### Short exercise
Quote every line below exactly and skip any picture.

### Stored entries
'''

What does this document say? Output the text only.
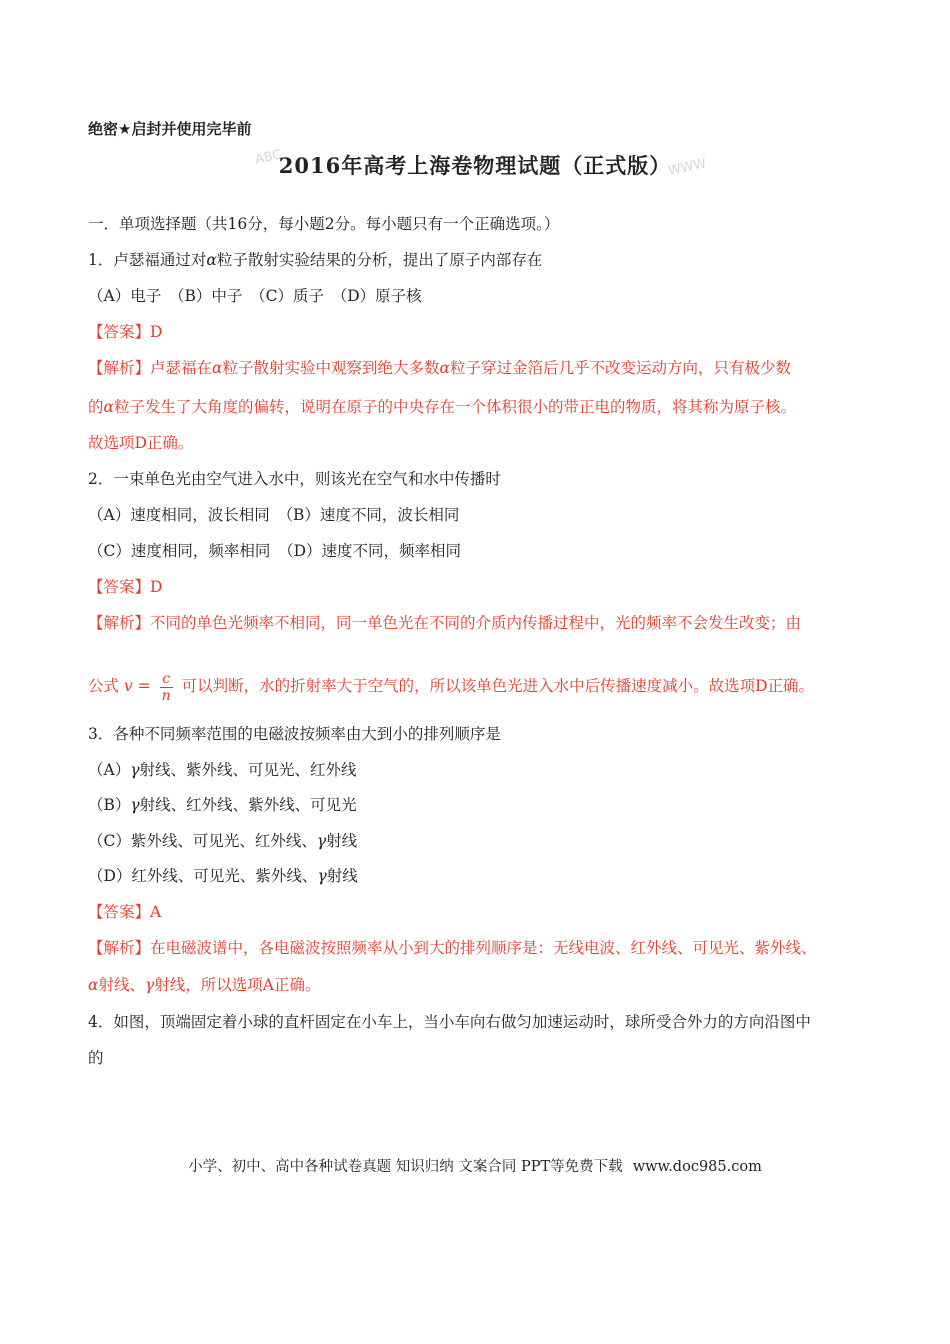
绝密★启封并使用完毕前
ABC	WWW
2016年高考上海卷物理试题（正式版）
一．单项选择题（共16分，每小题2分。每小题只有一个正确选项。）
1．卢瑟福通过对α粒子散射实验结果的分析，提出了原子内部存在
（A）电子　（B）中子　（C）质子　（D）原子核
【答案】D
【解析】卢瑟福在α粒子散射实验中观察到绝大多数α粒子穿过金箔后几乎不改变运动方向，只有极少数
的α粒子发生了大角度的偏转，说明在原子的中央存在一个体积很小的带正电的物质，将其称为原子核。
故选项D正确。
2．一束单色光由空气进入水中，则该光在空气和水中传播时
（A）速度相同，波长相同　（B）速度不同，波长相同
（C）速度相同，频率相同　（D）速度不同，频率相同
【答案】D
【解析】不同的单色光频率不相同，同一单色光在不同的介质内传播过程中，光的频率不会发生改变；由
公式 $v = \frac{c}{n}$ 可以判断，水的折射率大于空气的，所以该单色光进入水中后传播速度减小。故选项D正确。
3．各种不同频率范围的电磁波按频率由大到小的排列顺序是
（A）γ射线、紫外线、可见光、红外线
（B）γ射线、红外线、紫外线、可见光
（C）紫外线、可见光、红外线、γ射线
（D）红外线、可见光、紫外线、γ射线
【答案】A
【解析】在电磁波谱中，各电磁波按照频率从小到大的排列顺序是：无线电波、红外线、可见光、紫外线、
α射线、γ射线，所以选项A正确。
4．如图，顶端固定着小球的直杆固定在小车上，当小车向右做匀加速运动时，球所受合外力的方向沿图中
的
小学、初中、高中各种试卷真题 知识归纳 文案合同 PPT等免费下载 www.doc985.com
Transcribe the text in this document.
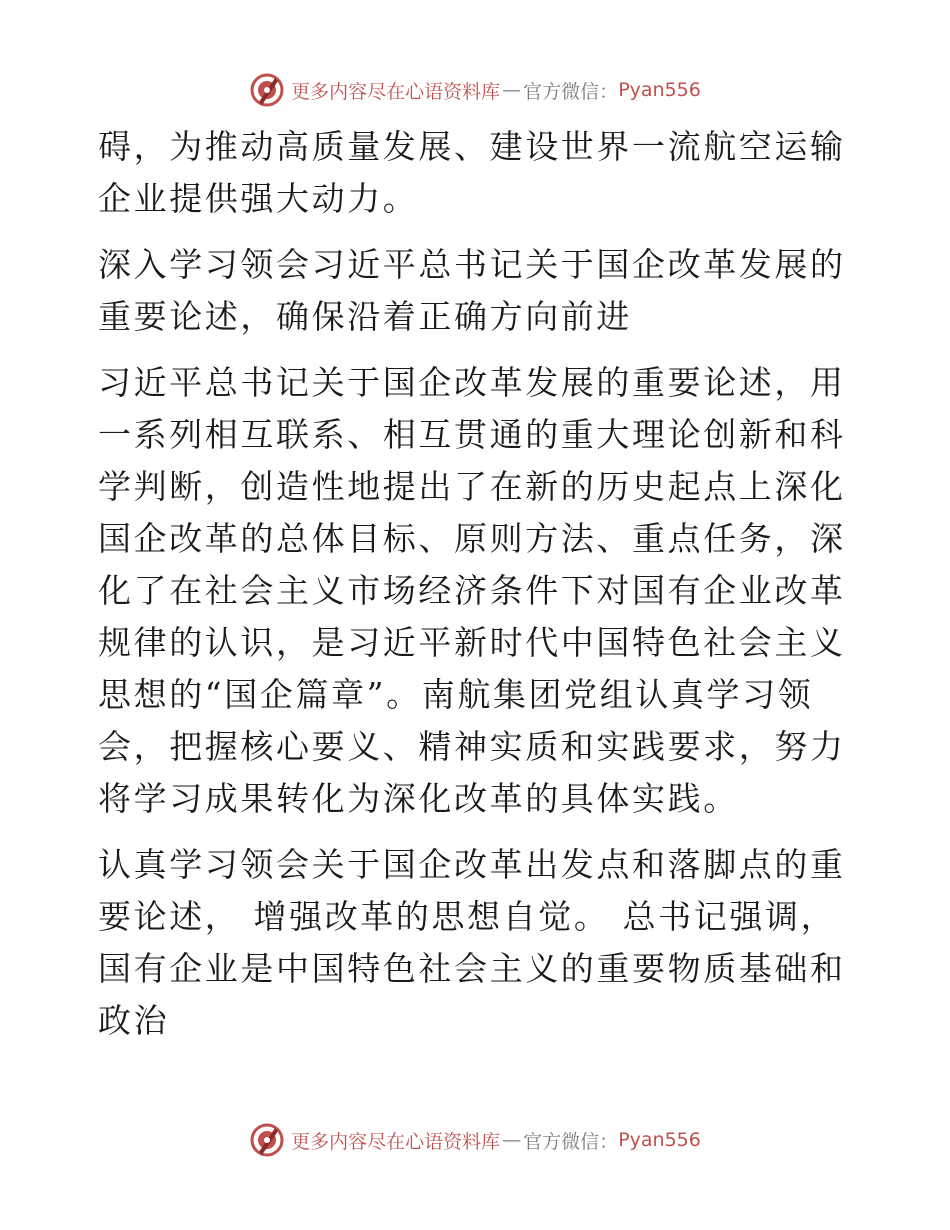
更多内容尽在心语资料库 — 官方微信： Pyan556

碍，为推动高质量发展、建设世界一流航空运输企业提供强大动力。

深入学习领会习近平总书记关于国企改革发展的重要论述，确保沿着正确方向前进

习近平总书记关于国企改革发展的重要论述，用一系列相互联系、相互贯通的重大理论创新和科学判断，创造性地提出了在新的历史起点上深化国企改革的总体目标、原则方法、重点任务，深化了在社会主义市场经济条件下对国有企业改革规律的认识，是习近平新时代中国特色社会主义思想的“国企篇章”。南航集团党组认真学习领会，把握核心要义、精神实质和实践要求，努力将学习成果转化为深化改革的具体实践。

认真学习领会关于国企改革出发点和落脚点的重要论述， 增强改革的思想自觉。 总书记强调，国有企业是中国特色社会主义的重要物质基础和政治

更多内容尽在心语资料库 — 官方微信： Pyan556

'''

### Solution for this problem
What does this document say? Output the text only.
绝密★启封并使用完毕前
ABC	WWW
2016年高考上海卷物理试题（正式版）
一．单项选择题（共16分，每小题2分。每小题只有一个正确选项。）
1．卢瑟福通过对α粒子散射实验结果的分析，提出了原子内部存在
（A）电子　（B）中子　（C）质子　（D）原子核
【答案】D
【解析】卢瑟福在α粒子散射实验中观察到绝大多数α粒子穿过金箔后几乎不改变运动方向，只有极少数
的α粒子发生了大角度的偏转，说明在原子的中央存在一个体积很小的带正电的物质，将其称为原子核。
故选项D正确。
2．一束单色光由空气进入水中，则该光在空气和水中传播时
（A）速度相同，波长相同　（B）速度不同，波长相同
（C）速度相同，频率相同　（D）速度不同，频率相同
【答案】D
【解析】不同的单色光频率不相同，同一单色光在不同的介质内传播过程中，光的频率不会发生改变；由
公式 $v = \frac{c}{n}$ 可以判断，水的折射率大于空气的，所以该单色光进入水中后传播速度减小。故选项D正确。
3．各种不同频率范围的电磁波按频率由大到小的排列顺序是
（A）γ射线、紫外线、可见光、红外线
（B）γ射线、红外线、紫外线、可见光
（C）紫外线、可见光、红外线、γ射线
（D）红外线、可见光、紫外线、γ射线
【答案】A
【解析】在电磁波谱中，各电磁波按照频率从小到大的排列顺序是：无线电波、红外线、可见光、紫外线、
α射线、γ射线，所以选项A正确。
4．如图，顶端固定着小球的直杆固定在小车上，当小车向右做匀加速运动时，球所受合外力的方向沿图中
的
小学、初中、高中各种试卷真题 知识归纳 文案合同 PPT等免费下载 www.doc985.com
Transcribe the text in this document.
更多内容尽在心语资料库 — 官方微信： Pyan556

碍，为推动高质量发展、建设世界一流航空运输企业提供强大动力。

深入学习领会习近平总书记关于国企改革发展的重要论述，确保沿着正确方向前进

习近平总书记关于国企改革发展的重要论述，用一系列相互联系、相互贯通的重大理论创新和科学判断，创造性地提出了在新的历史起点上深化国企改革的总体目标、原则方法、重点任务，深化了在社会主义市场经济条件下对国有企业改革规律的认识，是习近平新时代中国特色社会主义思想的“国企篇章”。南航集团党组认真学习领会，把握核心要义、精神实质和实践要求，努力将学习成果转化为深化改革的具体实践。

认真学习领会关于国企改革出发点和落脚点的重要论述， 增强改革的思想自觉。 总书记强调，国有企业是中国特色社会主义的重要物质基础和政治

更多内容尽在心语资料库 — 官方微信： Pyan556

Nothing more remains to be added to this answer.